Provided passage =

Bergapten-9-sulfonamidomethyl-(1-yl-4-nitrotoluene) (19)
IR and ¹H NMR of 19 exhibited approximately the same bands as those
of 18. Mass spectrum (C₂₀H₁₆N₂O₈S) showed at m/z 444(0.2%, M⁺),
428(1.2, M-O), 429(1.1, M-CH₃), 413 (3.2, M-OCH₃), and 202 (100, base
peak, xanthotoxin).
General Procedure for Synthesis of Tosylamino Acids (20a–c)
The tosylamino acid derivatives (20a–c) were prepared similar to the
reported methods,^24,25 whereby the amino acid (alanine, 0.89 g; pheny-
lalanine, 1.65 g; or tyrosine, 1.81 g; 10 m moles) was dissolved in 1N
sodium hydroxide (25 ml), and over a period of 15 min, a solution of
xanthotoxin -4-sulfonyl chloride (1, 3.14 g, 10 m moles) in dry benzene
(30 ml) was added in portions. The mixture was stirred at room tem-
perature for 3 h. The excess of sufonyl chloride was separated off, and
the solution was treated with 2N HCl until acidic to Congo red (pH
5). Cooling and acidification caused precipitation of the product, which
was filtered off, washed with water, air dried and crystallized to give
(20a–c) (Table IV).

Records taken from a dataset
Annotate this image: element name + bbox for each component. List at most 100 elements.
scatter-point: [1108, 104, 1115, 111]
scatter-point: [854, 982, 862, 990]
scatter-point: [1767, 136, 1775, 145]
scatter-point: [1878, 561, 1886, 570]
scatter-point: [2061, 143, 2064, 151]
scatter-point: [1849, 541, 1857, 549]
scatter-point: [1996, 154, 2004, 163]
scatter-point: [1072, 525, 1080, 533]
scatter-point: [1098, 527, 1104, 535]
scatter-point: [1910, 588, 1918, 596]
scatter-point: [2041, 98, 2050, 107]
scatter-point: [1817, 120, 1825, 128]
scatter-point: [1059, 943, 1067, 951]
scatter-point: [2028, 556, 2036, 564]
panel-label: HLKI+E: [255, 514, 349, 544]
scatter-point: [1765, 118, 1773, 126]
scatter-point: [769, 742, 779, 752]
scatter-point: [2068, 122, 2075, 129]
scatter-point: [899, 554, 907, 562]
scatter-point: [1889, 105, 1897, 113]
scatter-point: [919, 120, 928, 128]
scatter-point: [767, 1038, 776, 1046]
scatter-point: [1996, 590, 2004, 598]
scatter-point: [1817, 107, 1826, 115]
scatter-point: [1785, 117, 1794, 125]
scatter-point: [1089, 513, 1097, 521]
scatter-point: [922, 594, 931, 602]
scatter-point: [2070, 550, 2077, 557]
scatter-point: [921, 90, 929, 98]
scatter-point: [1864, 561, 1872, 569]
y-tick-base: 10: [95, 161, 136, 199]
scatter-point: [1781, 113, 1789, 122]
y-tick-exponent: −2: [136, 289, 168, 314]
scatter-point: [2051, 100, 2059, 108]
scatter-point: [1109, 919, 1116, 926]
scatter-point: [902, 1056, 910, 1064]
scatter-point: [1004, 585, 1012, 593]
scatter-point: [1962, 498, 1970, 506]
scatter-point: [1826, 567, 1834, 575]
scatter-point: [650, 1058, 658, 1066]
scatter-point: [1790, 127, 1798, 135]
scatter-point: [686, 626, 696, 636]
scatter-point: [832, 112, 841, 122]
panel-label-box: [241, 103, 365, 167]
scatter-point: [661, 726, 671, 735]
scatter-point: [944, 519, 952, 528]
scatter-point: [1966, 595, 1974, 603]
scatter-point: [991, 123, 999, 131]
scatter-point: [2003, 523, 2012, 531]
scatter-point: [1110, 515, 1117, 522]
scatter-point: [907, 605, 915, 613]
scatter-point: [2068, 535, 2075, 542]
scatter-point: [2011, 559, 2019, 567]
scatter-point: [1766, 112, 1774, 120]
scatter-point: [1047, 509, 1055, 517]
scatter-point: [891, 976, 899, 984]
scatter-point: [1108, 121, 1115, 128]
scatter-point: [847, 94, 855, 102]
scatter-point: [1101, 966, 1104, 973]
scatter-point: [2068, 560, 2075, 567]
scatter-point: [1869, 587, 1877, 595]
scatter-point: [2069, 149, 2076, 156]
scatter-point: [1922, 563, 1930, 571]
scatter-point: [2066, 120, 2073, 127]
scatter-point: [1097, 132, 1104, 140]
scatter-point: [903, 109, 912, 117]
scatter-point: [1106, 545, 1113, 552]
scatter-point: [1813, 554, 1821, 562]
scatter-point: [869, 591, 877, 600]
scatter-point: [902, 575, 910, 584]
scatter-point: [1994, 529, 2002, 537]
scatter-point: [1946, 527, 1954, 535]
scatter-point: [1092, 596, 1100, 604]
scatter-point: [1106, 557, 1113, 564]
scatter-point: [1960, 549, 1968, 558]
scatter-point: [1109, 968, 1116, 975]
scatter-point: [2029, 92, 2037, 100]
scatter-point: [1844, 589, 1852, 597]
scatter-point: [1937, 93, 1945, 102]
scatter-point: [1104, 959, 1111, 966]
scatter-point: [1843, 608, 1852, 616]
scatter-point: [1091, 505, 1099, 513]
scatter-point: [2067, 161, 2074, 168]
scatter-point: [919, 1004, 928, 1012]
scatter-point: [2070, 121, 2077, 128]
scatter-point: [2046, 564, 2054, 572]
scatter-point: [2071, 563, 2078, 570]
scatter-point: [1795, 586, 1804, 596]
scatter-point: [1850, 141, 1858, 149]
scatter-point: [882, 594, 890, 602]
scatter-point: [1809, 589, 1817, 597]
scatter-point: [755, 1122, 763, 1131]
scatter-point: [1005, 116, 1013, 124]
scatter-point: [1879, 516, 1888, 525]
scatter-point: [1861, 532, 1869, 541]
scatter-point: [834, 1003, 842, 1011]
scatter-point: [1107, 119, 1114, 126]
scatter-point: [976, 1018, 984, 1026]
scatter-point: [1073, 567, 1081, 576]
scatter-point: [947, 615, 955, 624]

Work request 1 = Using the synthesis excerpt, decide whether each statement agrees with it. Answer yes or no and quote the words that settle it. (a) The amino acid was dissolved in 1N sodium hydroxide. (b) The mixture was stirred at room temperature for 6 h. (c) The base peak in the mass spectrum of 19 is at m/z 444.
Work request 2 =
Answer these questions from the synthesis excerpt:
(a) In what volume of dry benzene was the xanthotoxin-4-sulfonyl chloride dissolved?
(b) Over what period of time was the sulfonyl chloride solution added?
(c) What molecular formula is given for 19 with its mass spectrum?
Work request 3 = From the synthesis excerpt, extract the passage from "General Procedure for" to "(20a–c) (Table IV).".
Base every answer on the synthesis excerpt alone.

Worked solution 1 =
(a) Yes: "dissolved in 1N sodium hydroxide (25 ml)"
(b) No: "for 3 h"
(c) No: "202 (100, base peak, xanthotoxin)"

Worked solution 2 =
(a) 30 ml
(b) 15 min
(c) C₂₀H₁₆N₂O₈S

Worked solution 3 =
General Procedure for Synthesis of Tosylamino Acids (20a–c)
The tosylamino acid derivatives (20a–c) were prepared similar to the
reported methods,^24,25 whereby the amino acid (alanine, 0.89 g; pheny-
lalanine, 1.65 g; or tyrosine, 1.81 g; 10 m moles) was dissolved in 1N
sodium hydroxide (25 ml), and over a period of 15 min, a solution of
xanthotoxin -4-sulfonyl chloride (1, 3.14 g, 10 m moles) in dry benzene
(30 ml) was added in portions. The mixture was stirred at room tem-
perature for 3 h. The excess of sufonyl chloride was separated off, and
the solution was treated with 2N HCl until acidic to Congo red (pH
5). Cooling and acidification caused precipitation of the product, which
was filtered off, washed with water, air dried and crystallized to give
(20a–c) (Table IV).